**WRITTEN INSTRUCTION:** Write out the material again exactly, please, and omit the pictures.

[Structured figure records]
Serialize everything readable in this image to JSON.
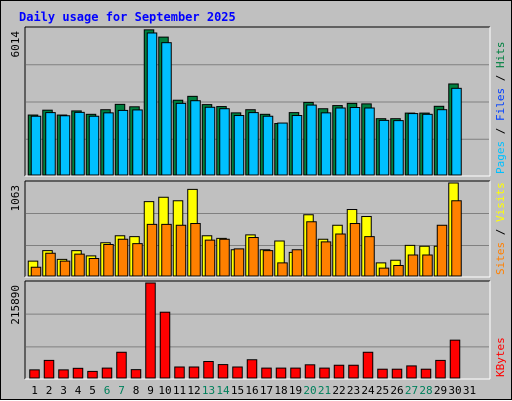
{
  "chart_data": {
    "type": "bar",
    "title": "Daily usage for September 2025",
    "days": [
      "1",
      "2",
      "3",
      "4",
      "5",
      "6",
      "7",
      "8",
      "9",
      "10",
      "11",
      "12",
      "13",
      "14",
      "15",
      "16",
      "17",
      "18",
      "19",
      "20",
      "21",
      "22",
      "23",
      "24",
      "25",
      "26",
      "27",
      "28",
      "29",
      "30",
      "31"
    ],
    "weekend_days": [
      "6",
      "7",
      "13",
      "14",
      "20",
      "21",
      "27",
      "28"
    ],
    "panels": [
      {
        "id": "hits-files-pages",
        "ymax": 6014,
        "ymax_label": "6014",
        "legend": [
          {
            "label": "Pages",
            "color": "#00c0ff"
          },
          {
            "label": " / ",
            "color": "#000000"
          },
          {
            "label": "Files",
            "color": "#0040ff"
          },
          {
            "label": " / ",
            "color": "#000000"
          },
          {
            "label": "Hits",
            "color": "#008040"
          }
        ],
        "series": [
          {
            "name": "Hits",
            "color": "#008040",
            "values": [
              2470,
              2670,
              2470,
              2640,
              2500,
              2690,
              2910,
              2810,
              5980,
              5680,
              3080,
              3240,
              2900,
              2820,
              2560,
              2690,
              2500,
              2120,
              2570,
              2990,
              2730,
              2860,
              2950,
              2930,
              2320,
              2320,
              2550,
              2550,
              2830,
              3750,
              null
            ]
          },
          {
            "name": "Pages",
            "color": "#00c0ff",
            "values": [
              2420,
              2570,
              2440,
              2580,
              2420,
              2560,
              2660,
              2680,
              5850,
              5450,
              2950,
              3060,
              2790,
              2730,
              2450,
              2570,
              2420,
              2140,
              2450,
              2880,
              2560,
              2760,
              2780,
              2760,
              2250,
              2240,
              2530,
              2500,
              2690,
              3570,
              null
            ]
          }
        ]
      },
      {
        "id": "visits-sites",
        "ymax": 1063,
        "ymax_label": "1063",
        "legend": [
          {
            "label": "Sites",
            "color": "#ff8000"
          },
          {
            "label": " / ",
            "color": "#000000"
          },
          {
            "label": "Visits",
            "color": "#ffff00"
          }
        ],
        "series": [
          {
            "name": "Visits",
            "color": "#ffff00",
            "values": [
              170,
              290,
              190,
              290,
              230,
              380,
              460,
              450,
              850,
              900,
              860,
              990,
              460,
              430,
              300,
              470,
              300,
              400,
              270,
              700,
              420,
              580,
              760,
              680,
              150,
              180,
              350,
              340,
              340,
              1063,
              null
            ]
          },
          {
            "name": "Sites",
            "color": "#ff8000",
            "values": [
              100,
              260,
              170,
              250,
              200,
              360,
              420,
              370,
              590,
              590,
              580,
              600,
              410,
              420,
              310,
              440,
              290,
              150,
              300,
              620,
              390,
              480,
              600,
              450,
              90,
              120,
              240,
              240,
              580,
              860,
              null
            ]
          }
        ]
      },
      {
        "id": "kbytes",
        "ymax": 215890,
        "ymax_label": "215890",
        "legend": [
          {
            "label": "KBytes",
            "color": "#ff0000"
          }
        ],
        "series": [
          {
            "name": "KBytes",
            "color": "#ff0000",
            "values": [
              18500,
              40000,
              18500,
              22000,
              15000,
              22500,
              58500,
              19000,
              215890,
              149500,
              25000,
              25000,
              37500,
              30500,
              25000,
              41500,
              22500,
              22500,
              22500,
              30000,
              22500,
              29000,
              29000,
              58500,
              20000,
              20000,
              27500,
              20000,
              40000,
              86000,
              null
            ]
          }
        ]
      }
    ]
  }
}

**EXERCISE RESULT:**
Serialize everything readable in this image to JSON.
{
  "chart_data": {
    "type": "bar",
    "title": "Daily usage for September 2025",
    "days": [
      "1",
      "2",
      "3",
      "4",
      "5",
      "6",
      "7",
      "8",
      "9",
      "10",
      "11",
      "12",
      "13",
      "14",
      "15",
      "16",
      "17",
      "18",
      "19",
      "20",
      "21",
      "22",
      "23",
      "24",
      "25",
      "26",
      "27",
      "28",
      "29",
      "30",
      "31"
    ],
    "weekend_days": [
      "6",
      "7",
      "13",
      "14",
      "20",
      "21",
      "27",
      "28"
    ],
    "panels": [
      {
        "id": "hits-files-pages",
        "ymax": 6014,
        "ymax_label": "6014",
        "legend": [
          {
            "label": "Pages",
            "color": "#00c0ff"
          },
          {
            "label": " / ",
            "color": "#000000"
          },
          {
            "label": "Files",
            "color": "#0040ff"
          },
          {
            "label": " / ",
            "color": "#000000"
          },
          {
            "label": "Hits",
            "color": "#008040"
          }
        ],
        "series": [
          {
            "name": "Hits",
            "color": "#008040",
            "values": [
              2470,
              2670,
              2470,
              2640,
              2500,
              2690,
              2910,
              2810,
              5980,
              5680,
              3080,
              3240,
              2900,
              2820,
              2560,
              2690,
              2500,
              2120,
              2570,
              2990,
              2730,
              2860,
              2950,
              2930,
              2320,
              2320,
              2550,
              2550,
              2830,
              3750,
              null
            ]
          },
          {
            "name": "Pages",
            "color": "#00c0ff",
            "values": [
              2420,
              2570,
              2440,
              2580,
              2420,
              2560,
              2660,
              2680,
              5850,
              5450,
              2950,
              3060,
              2790,
              2730,
              2450,
              2570,
              2420,
              2140,
              2450,
              2880,
              2560,
              2760,
              2780,
              2760,
              2250,
              2240,
              2530,
              2500,
              2690,
              3570,
              null
            ]
          }
        ]
      },
      {
        "id": "visits-sites",
        "ymax": 1063,
        "ymax_label": "1063",
        "legend": [
          {
            "label": "Sites",
            "color": "#ff8000"
          },
          {
            "label": " / ",
            "color": "#000000"
          },
          {
            "label": "Visits",
            "color": "#ffff00"
          }
        ],
        "series": [
          {
            "name": "Visits",
            "color": "#ffff00",
            "values": [
              170,
              290,
              190,
              290,
              230,
              380,
              460,
              450,
              850,
              900,
              860,
              990,
              460,
              430,
              300,
              470,
              300,
              400,
              270,
              700,
              420,
              580,
              760,
              680,
              150,
              180,
              350,
              340,
              340,
              1063,
              null
            ]
          },
          {
            "name": "Sites",
            "color": "#ff8000",
            "values": [
              100,
              260,
              170,
              250,
              200,
              360,
              420,
              370,
              590,
              590,
              580,
              600,
              410,
              420,
              310,
              440,
              290,
              150,
              300,
              620,
              390,
              480,
              600,
              450,
              90,
              120,
              240,
              240,
              580,
              860,
              null
            ]
          }
        ]
      },
      {
        "id": "kbytes",
        "ymax": 215890,
        "ymax_label": "215890",
        "legend": [
          {
            "label": "KBytes",
            "color": "#ff0000"
          }
        ],
        "series": [
          {
            "name": "KBytes",
            "color": "#ff0000",
            "values": [
              18500,
              40000,
              18500,
              22000,
              15000,
              22500,
              58500,
              19000,
              215890,
              149500,
              25000,
              25000,
              37500,
              30500,
              25000,
              41500,
              22500,
              22500,
              22500,
              30000,
              22500,
              29000,
              29000,
              58500,
              20000,
              20000,
              27500,
              20000,
              40000,
              86000,
              null
            ]
          }
        ]
      }
    ]
  }
}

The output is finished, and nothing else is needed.